WHAT YOU WILL DO. Repeat each entry word for word. Leave any images out of the copy.

SUPPLIED ENTRIES.
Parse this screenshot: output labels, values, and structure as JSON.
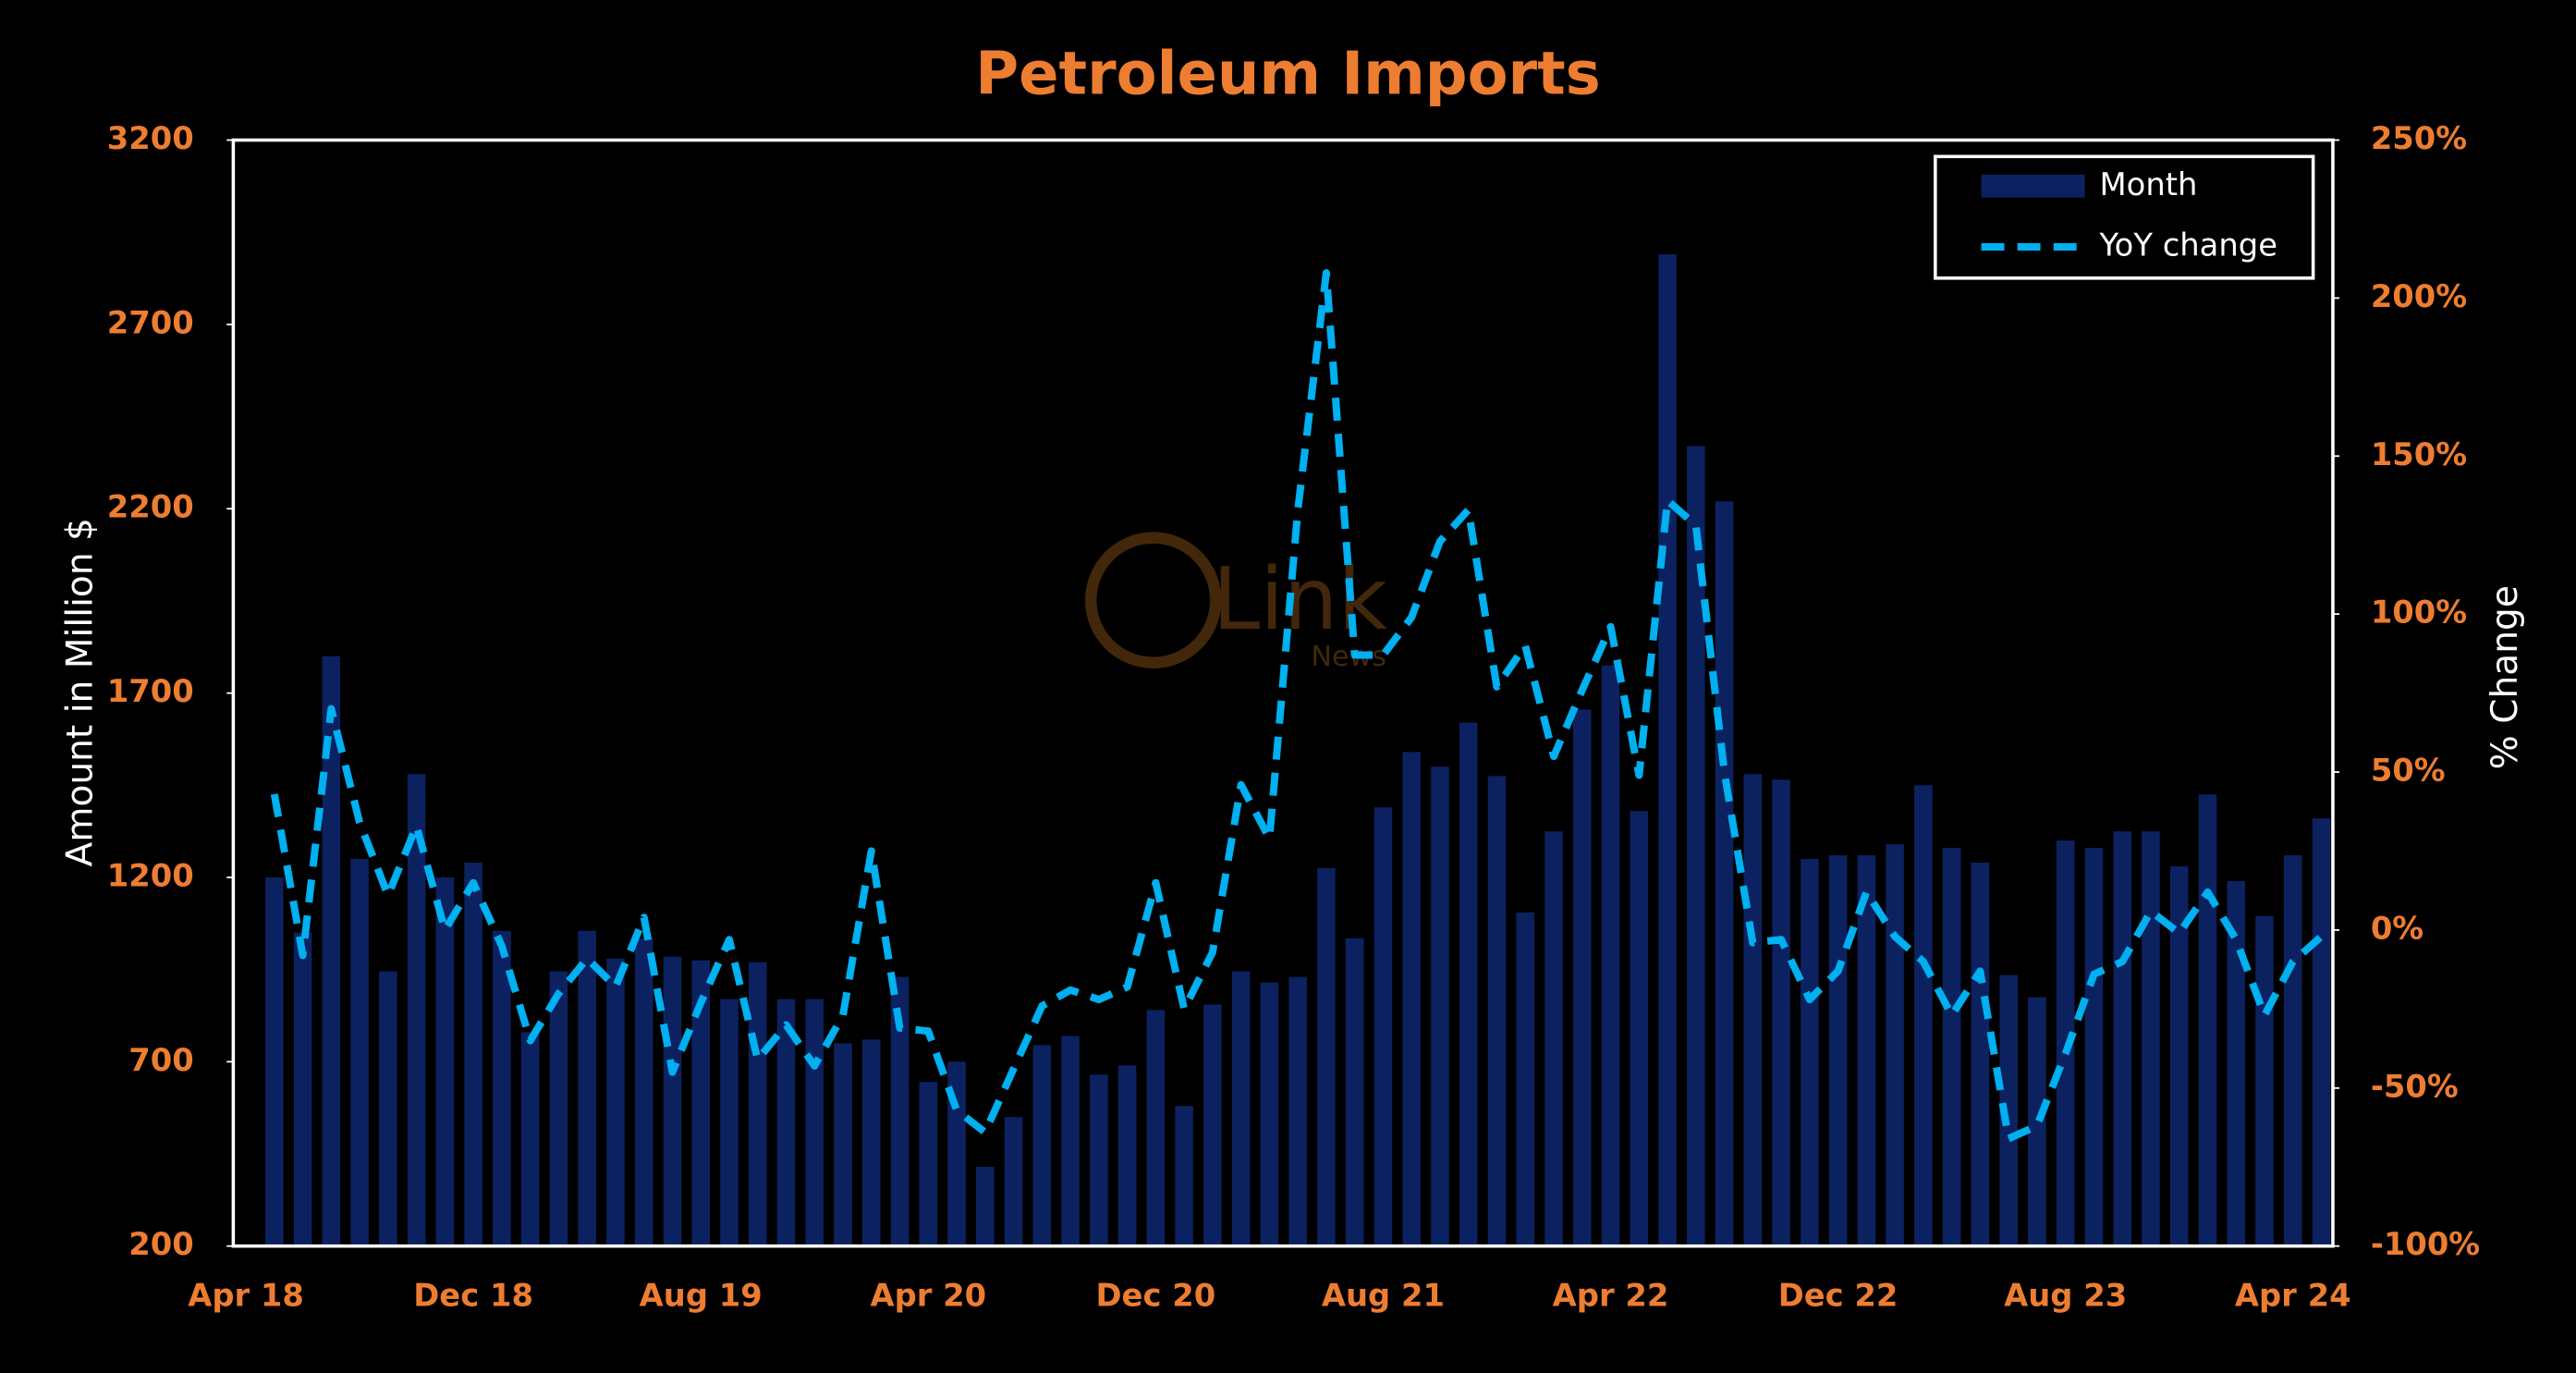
{
  "chart_data": {
    "type": "bar",
    "title": "Petroleum Imports",
    "y_label": "Amount in Million $",
    "y2_label": "% Change",
    "watermark": [
      "Link",
      "News"
    ],
    "categories": [
      "Apr 18",
      null,
      null,
      null,
      null,
      null,
      null,
      null,
      "Dec 18",
      null,
      null,
      null,
      null,
      null,
      null,
      null,
      "Aug 19",
      null,
      null,
      null,
      null,
      null,
      null,
      null,
      "Apr 20",
      null,
      null,
      null,
      null,
      null,
      null,
      null,
      "Dec 20",
      null,
      null,
      null,
      null,
      null,
      null,
      null,
      "Aug 21",
      null,
      null,
      null,
      null,
      null,
      null,
      null,
      "Apr 22",
      null,
      null,
      null,
      null,
      null,
      null,
      null,
      "Dec 22",
      null,
      null,
      null,
      null,
      null,
      null,
      null,
      "Aug 23",
      null,
      null,
      null,
      null,
      null,
      null,
      null,
      "Apr 24"
    ],
    "series": [
      {
        "name": "Month",
        "type": "bar",
        "color": "#0c2260",
        "values": [
          1200,
          1050,
          1800,
          1250,
          945,
          1480,
          1200,
          1240,
          1055,
          780,
          945,
          1055,
          980,
          1035,
          985,
          975,
          870,
          970,
          870,
          870,
          750,
          760,
          930,
          645,
          700,
          415,
          550,
          745,
          770,
          665,
          690,
          840,
          580,
          855,
          945,
          915,
          930,
          1225,
          1035,
          1390,
          1540,
          1500,
          1620,
          1475,
          1105,
          1325,
          1655,
          1775,
          1380,
          2890,
          2370,
          2220,
          1480,
          1465,
          1250,
          1260,
          1260,
          1290,
          1450,
          1280,
          1240,
          935,
          875,
          1300,
          1280,
          1325,
          1325,
          1230,
          1425,
          1190,
          1095,
          1260,
          1360
        ]
      },
      {
        "name": "YoY change",
        "type": "line",
        "axis": "y2",
        "color": "#00b0f0",
        "dashed": true,
        "values": [
          43,
          -8,
          70,
          34,
          11,
          33,
          0,
          15,
          -5,
          -35,
          -20,
          -9,
          -18,
          4,
          -45,
          -23,
          -3,
          -41,
          -30,
          -43,
          -27,
          25,
          -31,
          -32,
          -57,
          -64,
          -44,
          -24,
          -19,
          -22,
          -18,
          15,
          -25,
          -7,
          46,
          29,
          133,
          208,
          87,
          87,
          99,
          123,
          133,
          77,
          90,
          55,
          76,
          96,
          49,
          136,
          128,
          50,
          -4,
          -3,
          -22,
          -13,
          12,
          -2,
          -10,
          -27,
          -13,
          -66,
          -62,
          -39,
          -14,
          -10,
          6,
          -1,
          12,
          -3,
          -27,
          -10,
          -2
        ]
      }
    ],
    "ylim": [
      200,
      3200
    ],
    "yticks": [
      200,
      700,
      1200,
      1700,
      2200,
      2700,
      3200
    ],
    "y2lim": [
      -100,
      250
    ],
    "y2ticks": [
      {
        "value": -100,
        "label": "-100%"
      },
      {
        "value": -50,
        "label": "-50%"
      },
      {
        "value": 0,
        "label": "0%"
      },
      {
        "value": 50,
        "label": "50%"
      },
      {
        "value": 100,
        "label": "100%"
      },
      {
        "value": 150,
        "label": "150%"
      },
      {
        "value": 200,
        "label": "200%"
      },
      {
        "value": 250,
        "label": "250%"
      }
    ],
    "legend": "top-right"
  }
}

ANSWER TO THE EXERCISE.
Parse this screenshot: output labels, values, and structure as JSON.
{
  "chart_data": {
    "type": "bar",
    "title": "Petroleum Imports",
    "y_label": "Amount in Million $",
    "y2_label": "% Change",
    "watermark": [
      "Link",
      "News"
    ],
    "categories": [
      "Apr 18",
      null,
      null,
      null,
      null,
      null,
      null,
      null,
      "Dec 18",
      null,
      null,
      null,
      null,
      null,
      null,
      null,
      "Aug 19",
      null,
      null,
      null,
      null,
      null,
      null,
      null,
      "Apr 20",
      null,
      null,
      null,
      null,
      null,
      null,
      null,
      "Dec 20",
      null,
      null,
      null,
      null,
      null,
      null,
      null,
      "Aug 21",
      null,
      null,
      null,
      null,
      null,
      null,
      null,
      "Apr 22",
      null,
      null,
      null,
      null,
      null,
      null,
      null,
      "Dec 22",
      null,
      null,
      null,
      null,
      null,
      null,
      null,
      "Aug 23",
      null,
      null,
      null,
      null,
      null,
      null,
      null,
      "Apr 24"
    ],
    "series": [
      {
        "name": "Month",
        "type": "bar",
        "color": "#0c2260",
        "values": [
          1200,
          1050,
          1800,
          1250,
          945,
          1480,
          1200,
          1240,
          1055,
          780,
          945,
          1055,
          980,
          1035,
          985,
          975,
          870,
          970,
          870,
          870,
          750,
          760,
          930,
          645,
          700,
          415,
          550,
          745,
          770,
          665,
          690,
          840,
          580,
          855,
          945,
          915,
          930,
          1225,
          1035,
          1390,
          1540,
          1500,
          1620,
          1475,
          1105,
          1325,
          1655,
          1775,
          1380,
          2890,
          2370,
          2220,
          1480,
          1465,
          1250,
          1260,
          1260,
          1290,
          1450,
          1280,
          1240,
          935,
          875,
          1300,
          1280,
          1325,
          1325,
          1230,
          1425,
          1190,
          1095,
          1260,
          1360
        ]
      },
      {
        "name": "YoY change",
        "type": "line",
        "axis": "y2",
        "color": "#00b0f0",
        "dashed": true,
        "values": [
          43,
          -8,
          70,
          34,
          11,
          33,
          0,
          15,
          -5,
          -35,
          -20,
          -9,
          -18,
          4,
          -45,
          -23,
          -3,
          -41,
          -30,
          -43,
          -27,
          25,
          -31,
          -32,
          -57,
          -64,
          -44,
          -24,
          -19,
          -22,
          -18,
          15,
          -25,
          -7,
          46,
          29,
          133,
          208,
          87,
          87,
          99,
          123,
          133,
          77,
          90,
          55,
          76,
          96,
          49,
          136,
          128,
          50,
          -4,
          -3,
          -22,
          -13,
          12,
          -2,
          -10,
          -27,
          -13,
          -66,
          -62,
          -39,
          -14,
          -10,
          6,
          -1,
          12,
          -3,
          -27,
          -10,
          -2
        ]
      }
    ],
    "ylim": [
      200,
      3200
    ],
    "yticks": [
      200,
      700,
      1200,
      1700,
      2200,
      2700,
      3200
    ],
    "y2lim": [
      -100,
      250
    ],
    "y2ticks": [
      {
        "value": -100,
        "label": "-100%"
      },
      {
        "value": -50,
        "label": "-50%"
      },
      {
        "value": 0,
        "label": "0%"
      },
      {
        "value": 50,
        "label": "50%"
      },
      {
        "value": 100,
        "label": "100%"
      },
      {
        "value": 150,
        "label": "150%"
      },
      {
        "value": 200,
        "label": "200%"
      },
      {
        "value": 250,
        "label": "250%"
      }
    ],
    "legend": "top-right"
  }
}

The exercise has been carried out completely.